— START Data provided —
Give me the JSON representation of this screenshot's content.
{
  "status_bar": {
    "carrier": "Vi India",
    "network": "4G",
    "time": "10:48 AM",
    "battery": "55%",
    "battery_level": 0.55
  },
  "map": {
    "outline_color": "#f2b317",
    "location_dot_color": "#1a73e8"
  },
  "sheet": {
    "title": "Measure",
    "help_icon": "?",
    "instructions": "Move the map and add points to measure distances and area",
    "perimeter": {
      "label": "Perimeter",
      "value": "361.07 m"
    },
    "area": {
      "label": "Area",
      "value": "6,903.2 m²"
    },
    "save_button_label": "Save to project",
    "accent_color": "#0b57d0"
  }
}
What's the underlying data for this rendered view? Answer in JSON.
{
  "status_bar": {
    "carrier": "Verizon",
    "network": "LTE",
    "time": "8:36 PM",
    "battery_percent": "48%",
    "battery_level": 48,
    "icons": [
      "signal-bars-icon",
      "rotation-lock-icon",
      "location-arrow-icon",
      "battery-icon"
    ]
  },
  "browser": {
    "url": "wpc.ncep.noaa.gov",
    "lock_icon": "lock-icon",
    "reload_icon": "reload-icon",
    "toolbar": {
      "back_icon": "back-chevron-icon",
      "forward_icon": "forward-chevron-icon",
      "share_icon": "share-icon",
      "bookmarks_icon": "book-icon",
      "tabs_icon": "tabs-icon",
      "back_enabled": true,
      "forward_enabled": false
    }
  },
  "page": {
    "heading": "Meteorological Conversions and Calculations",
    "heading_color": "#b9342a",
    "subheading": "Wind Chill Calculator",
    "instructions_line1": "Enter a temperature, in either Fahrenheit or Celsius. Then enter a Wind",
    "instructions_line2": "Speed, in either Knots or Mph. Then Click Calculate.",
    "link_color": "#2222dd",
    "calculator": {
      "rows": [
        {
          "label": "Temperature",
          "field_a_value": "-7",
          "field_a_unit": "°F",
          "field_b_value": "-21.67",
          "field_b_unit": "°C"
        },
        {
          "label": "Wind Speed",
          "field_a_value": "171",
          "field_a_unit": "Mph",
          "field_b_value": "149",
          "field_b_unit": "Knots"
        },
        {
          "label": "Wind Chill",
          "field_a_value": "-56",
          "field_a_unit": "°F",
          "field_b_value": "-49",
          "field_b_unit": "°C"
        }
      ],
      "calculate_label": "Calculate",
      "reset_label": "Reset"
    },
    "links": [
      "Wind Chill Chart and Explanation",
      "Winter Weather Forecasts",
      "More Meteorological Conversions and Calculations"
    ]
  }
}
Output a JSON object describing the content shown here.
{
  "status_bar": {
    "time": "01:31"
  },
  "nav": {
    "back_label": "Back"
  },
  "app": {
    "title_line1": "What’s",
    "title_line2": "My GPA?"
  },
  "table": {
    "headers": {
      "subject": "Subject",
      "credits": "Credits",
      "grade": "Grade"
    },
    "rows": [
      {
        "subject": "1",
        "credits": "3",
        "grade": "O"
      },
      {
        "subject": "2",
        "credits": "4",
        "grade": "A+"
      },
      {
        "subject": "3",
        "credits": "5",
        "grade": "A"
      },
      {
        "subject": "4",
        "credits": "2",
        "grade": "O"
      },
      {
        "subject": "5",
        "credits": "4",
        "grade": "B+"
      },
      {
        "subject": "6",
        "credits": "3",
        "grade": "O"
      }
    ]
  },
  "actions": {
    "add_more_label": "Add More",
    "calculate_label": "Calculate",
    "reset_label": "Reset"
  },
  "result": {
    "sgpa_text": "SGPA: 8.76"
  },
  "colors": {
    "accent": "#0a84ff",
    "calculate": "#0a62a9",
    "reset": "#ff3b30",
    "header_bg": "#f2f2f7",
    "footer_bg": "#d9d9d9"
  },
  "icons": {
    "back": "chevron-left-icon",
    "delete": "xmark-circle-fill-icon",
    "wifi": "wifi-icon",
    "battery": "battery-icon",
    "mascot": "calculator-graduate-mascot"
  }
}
— END Data provided —
§ Set task
Transcribe exactly, and only, the lines from the one bearing "Output a JSON" through the last line of the entries, counting both.

§ Solution to this task
Output a JSON object describing the content shown here.
{
  "status_bar": {
    "time": "01:31"
  },
  "nav": {
    "back_label": "Back"
  },
  "app": {
    "title_line1": "What’s",
    "title_line2": "My GPA?"
  },
  "table": {
    "headers": {
      "subject": "Subject",
      "credits": "Credits",
      "grade": "Grade"
    },
    "rows": [
      {
        "subject": "1",
        "credits": "3",
        "grade": "O"
      },
      {
        "subject": "2",
        "credits": "4",
        "grade": "A+"
      },
      {
        "subject": "3",
        "credits": "5",
        "grade": "A"
      },
      {
        "subject": "4",
        "credits": "2",
        "grade": "O"
      },
      {
        "subject": "5",
        "credits": "4",
        "grade": "B+"
      },
      {
        "subject": "6",
        "credits": "3",
        "grade": "O"
      }
    ]
  },
  "actions": {
    "add_more_label": "Add More",
    "calculate_label": "Calculate",
    "reset_label": "Reset"
  },
  "result": {
    "sgpa_text": "SGPA: 8.76"
  },
  "colors": {
    "accent": "#0a84ff",
    "calculate": "#0a62a9",
    "reset": "#ff3b30",
    "header_bg": "#f2f2f7",
    "footer_bg": "#d9d9d9"
  },
  "icons": {
    "back": "chevron-left-icon",
    "delete": "xmark-circle-fill-icon",
    "wifi": "wifi-icon",
    "battery": "battery-icon",
    "mascot": "calculator-graduate-mascot"
  }
}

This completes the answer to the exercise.